BEGIN Supplied data
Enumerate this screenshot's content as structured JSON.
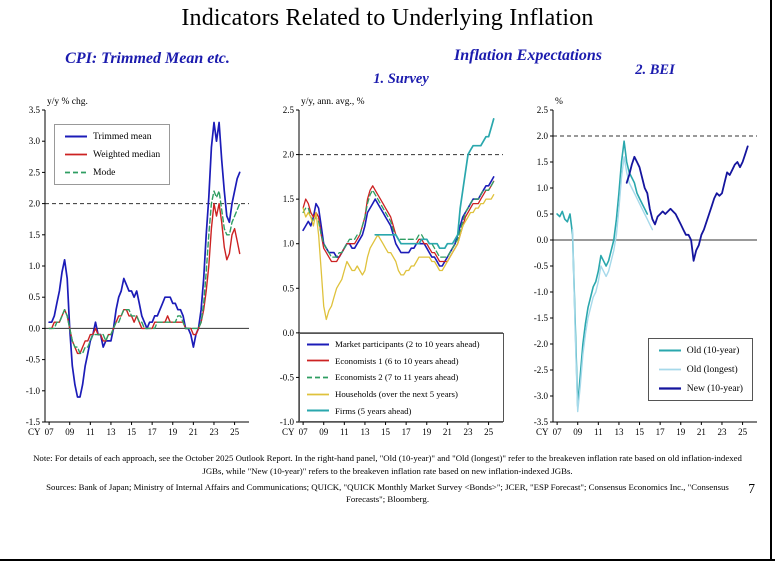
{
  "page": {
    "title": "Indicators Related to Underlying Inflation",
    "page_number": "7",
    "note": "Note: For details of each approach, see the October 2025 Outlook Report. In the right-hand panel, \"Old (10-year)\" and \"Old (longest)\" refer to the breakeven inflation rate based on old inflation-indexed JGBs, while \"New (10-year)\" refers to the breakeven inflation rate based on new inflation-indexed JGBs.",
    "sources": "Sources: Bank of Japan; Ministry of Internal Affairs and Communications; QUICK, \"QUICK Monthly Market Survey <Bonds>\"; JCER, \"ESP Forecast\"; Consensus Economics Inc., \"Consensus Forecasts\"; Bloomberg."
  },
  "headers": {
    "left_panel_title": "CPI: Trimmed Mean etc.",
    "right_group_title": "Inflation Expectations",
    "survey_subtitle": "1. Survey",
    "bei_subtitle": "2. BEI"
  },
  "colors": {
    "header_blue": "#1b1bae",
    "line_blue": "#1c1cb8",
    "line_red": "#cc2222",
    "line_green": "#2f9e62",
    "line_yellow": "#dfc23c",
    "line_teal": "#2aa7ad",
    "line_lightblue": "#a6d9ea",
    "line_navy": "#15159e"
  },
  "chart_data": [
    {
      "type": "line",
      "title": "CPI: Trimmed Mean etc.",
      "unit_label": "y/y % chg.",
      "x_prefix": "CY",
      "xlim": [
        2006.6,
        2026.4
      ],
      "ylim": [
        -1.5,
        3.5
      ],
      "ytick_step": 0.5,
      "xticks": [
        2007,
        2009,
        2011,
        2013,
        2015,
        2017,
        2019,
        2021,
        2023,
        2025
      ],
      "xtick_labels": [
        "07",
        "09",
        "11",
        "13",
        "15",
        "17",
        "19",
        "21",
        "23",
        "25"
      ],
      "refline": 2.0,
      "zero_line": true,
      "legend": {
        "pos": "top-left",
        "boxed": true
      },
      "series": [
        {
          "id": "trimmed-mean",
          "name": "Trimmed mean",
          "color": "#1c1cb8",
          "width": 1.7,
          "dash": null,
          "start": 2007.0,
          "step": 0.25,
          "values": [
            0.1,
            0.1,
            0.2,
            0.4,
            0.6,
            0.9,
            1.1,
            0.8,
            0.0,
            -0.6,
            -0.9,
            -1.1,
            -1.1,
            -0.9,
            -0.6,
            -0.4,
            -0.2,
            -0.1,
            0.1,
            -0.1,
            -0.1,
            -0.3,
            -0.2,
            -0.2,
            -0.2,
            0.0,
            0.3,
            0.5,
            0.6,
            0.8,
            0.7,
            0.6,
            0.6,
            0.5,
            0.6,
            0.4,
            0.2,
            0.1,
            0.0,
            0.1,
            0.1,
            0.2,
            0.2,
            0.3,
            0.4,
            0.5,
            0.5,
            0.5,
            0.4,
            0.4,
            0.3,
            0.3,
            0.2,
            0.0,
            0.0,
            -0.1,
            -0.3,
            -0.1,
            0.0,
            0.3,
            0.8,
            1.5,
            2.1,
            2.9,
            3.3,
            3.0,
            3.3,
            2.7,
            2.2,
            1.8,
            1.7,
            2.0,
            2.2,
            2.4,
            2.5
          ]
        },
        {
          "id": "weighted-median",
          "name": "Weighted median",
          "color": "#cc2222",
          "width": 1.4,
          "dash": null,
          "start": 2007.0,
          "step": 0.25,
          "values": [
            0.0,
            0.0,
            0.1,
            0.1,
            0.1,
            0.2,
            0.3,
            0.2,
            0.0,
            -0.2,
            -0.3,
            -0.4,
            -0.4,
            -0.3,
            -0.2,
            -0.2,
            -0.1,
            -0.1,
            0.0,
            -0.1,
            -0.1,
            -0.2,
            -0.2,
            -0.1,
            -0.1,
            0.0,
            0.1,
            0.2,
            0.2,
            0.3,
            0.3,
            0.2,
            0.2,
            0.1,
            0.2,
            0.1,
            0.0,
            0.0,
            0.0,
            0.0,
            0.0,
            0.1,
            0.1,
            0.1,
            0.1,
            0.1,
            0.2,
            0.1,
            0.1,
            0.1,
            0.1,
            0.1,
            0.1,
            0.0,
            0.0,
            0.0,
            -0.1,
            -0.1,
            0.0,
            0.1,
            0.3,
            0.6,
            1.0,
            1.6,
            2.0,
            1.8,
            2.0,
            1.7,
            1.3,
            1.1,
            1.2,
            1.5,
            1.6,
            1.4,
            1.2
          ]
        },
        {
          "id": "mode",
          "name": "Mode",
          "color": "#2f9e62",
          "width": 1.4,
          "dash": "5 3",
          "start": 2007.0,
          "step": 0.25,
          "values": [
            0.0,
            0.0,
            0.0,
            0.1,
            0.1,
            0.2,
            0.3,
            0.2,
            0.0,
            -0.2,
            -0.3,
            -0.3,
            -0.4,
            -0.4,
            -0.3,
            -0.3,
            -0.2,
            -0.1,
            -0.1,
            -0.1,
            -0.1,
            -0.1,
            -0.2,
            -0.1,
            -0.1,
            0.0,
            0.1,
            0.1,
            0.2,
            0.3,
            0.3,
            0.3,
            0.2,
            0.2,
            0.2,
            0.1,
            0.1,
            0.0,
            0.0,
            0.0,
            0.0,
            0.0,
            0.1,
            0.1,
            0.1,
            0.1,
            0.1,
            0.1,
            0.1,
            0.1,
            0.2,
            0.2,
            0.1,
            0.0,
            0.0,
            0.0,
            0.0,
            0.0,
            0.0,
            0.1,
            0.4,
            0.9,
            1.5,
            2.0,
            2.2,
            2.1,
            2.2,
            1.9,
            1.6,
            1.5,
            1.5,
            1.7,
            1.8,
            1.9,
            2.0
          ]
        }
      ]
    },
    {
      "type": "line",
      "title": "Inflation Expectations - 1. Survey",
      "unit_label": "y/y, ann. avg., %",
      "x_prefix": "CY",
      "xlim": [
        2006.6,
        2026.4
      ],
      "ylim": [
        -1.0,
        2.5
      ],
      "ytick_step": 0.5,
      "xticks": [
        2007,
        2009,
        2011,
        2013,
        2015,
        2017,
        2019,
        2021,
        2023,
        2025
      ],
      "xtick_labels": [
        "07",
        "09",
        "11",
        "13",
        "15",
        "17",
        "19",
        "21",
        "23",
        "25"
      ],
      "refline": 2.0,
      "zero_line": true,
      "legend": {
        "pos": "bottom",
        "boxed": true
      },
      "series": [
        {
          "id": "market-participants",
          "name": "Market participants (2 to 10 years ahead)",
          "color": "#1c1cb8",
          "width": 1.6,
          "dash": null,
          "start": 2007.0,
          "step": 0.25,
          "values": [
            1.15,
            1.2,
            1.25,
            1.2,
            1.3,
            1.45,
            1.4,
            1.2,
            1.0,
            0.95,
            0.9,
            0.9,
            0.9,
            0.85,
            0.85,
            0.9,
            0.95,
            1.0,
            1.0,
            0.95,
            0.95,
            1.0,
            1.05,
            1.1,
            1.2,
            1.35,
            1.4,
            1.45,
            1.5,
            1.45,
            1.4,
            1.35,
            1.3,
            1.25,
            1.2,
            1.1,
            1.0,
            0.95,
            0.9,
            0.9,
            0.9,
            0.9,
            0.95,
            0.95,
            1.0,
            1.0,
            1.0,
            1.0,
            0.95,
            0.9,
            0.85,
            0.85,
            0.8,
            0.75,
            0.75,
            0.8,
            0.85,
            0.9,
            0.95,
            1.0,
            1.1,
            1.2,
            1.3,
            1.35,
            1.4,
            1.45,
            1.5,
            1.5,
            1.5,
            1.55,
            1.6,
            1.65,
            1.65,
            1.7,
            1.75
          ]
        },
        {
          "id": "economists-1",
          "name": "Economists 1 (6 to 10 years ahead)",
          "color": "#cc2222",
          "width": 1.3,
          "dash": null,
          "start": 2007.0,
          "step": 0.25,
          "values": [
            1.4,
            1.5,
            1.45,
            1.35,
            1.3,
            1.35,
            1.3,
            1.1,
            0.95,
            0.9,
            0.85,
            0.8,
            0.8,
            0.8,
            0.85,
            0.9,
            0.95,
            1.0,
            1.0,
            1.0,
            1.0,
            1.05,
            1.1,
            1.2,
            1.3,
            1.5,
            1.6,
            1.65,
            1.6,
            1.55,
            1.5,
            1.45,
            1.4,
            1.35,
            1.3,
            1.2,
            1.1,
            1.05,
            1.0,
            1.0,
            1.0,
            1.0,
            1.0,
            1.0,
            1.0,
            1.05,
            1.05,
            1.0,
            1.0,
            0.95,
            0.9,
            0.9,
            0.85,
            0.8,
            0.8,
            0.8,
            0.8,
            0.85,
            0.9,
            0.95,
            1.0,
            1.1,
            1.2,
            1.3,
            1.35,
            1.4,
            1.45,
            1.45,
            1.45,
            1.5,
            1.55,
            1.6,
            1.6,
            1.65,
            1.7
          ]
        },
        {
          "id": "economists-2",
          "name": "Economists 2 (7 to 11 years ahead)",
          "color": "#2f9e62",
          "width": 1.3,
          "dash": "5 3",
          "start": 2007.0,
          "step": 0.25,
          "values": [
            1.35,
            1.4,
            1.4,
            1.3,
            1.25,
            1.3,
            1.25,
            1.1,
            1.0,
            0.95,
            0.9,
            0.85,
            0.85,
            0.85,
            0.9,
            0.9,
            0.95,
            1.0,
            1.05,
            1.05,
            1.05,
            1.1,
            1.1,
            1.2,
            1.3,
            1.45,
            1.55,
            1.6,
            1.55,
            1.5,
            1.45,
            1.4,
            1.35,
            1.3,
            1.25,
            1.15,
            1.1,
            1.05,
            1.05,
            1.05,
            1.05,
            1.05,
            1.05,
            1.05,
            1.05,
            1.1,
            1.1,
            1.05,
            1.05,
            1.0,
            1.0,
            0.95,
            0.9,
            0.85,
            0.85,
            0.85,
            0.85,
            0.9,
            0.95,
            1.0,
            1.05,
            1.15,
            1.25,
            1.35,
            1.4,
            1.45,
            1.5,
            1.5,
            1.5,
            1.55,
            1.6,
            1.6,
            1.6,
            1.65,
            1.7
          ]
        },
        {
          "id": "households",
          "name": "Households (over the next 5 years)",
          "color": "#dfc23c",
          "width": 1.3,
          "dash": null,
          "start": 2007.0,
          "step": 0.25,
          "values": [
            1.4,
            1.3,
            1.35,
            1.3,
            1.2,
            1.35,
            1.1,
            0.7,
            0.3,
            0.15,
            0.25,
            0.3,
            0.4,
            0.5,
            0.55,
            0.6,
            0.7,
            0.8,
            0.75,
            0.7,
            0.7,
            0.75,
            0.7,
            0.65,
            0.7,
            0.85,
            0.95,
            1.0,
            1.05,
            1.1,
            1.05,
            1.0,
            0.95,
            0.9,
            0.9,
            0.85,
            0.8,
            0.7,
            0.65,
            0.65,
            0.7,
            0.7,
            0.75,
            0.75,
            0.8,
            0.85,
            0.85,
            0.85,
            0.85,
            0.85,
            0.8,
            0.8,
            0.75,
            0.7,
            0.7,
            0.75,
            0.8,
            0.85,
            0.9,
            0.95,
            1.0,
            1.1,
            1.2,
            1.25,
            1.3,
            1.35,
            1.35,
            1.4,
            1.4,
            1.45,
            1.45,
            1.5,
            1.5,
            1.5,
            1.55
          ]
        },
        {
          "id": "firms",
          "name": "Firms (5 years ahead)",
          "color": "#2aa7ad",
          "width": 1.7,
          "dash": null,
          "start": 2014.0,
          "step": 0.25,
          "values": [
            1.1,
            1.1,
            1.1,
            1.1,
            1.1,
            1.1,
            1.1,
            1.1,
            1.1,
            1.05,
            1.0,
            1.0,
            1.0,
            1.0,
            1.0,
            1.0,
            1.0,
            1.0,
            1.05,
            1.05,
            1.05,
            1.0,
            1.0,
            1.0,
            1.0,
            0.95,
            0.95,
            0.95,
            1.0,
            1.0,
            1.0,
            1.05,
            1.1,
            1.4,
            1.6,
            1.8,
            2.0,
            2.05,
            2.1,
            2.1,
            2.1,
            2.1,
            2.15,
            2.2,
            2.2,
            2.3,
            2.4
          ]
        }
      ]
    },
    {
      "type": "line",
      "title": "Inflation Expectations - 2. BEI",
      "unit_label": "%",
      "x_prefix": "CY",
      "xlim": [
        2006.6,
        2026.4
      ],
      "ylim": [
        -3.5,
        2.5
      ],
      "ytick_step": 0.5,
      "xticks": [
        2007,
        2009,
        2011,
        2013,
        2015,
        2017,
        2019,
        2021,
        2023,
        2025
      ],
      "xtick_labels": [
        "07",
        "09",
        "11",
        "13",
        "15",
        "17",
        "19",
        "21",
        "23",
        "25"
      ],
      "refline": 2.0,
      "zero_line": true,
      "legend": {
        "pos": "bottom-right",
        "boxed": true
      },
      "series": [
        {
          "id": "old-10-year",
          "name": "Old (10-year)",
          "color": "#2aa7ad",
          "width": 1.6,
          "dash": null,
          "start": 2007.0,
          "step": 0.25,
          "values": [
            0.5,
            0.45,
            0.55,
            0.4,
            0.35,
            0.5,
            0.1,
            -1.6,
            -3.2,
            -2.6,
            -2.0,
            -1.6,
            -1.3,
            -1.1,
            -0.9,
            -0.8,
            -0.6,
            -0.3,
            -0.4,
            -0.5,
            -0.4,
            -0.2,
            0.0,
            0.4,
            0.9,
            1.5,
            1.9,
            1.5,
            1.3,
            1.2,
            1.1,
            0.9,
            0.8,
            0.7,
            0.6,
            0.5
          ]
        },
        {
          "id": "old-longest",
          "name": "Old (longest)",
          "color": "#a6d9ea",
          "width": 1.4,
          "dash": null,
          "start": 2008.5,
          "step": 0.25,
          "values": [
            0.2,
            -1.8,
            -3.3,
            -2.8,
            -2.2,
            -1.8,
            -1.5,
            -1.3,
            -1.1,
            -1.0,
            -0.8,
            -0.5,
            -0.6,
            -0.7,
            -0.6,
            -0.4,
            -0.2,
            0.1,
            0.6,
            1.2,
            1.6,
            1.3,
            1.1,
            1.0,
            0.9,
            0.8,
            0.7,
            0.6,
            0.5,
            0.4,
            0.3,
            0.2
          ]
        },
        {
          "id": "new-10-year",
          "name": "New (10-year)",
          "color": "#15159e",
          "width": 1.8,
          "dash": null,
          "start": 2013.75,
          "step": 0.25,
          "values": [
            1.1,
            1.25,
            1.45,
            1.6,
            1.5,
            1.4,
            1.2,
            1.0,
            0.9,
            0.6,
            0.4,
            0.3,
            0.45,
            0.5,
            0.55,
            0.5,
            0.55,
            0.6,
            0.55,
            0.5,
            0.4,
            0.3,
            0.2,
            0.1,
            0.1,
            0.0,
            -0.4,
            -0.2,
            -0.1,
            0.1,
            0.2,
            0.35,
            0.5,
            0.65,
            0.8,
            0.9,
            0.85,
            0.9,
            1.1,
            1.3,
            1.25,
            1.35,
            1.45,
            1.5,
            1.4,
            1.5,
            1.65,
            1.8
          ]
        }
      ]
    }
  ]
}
END Supplied data
# Short task
Pick each line holding the word "median" out of the data and copy it.

# Solution
          "id": "weighted-median",
          "name": "Weighted median",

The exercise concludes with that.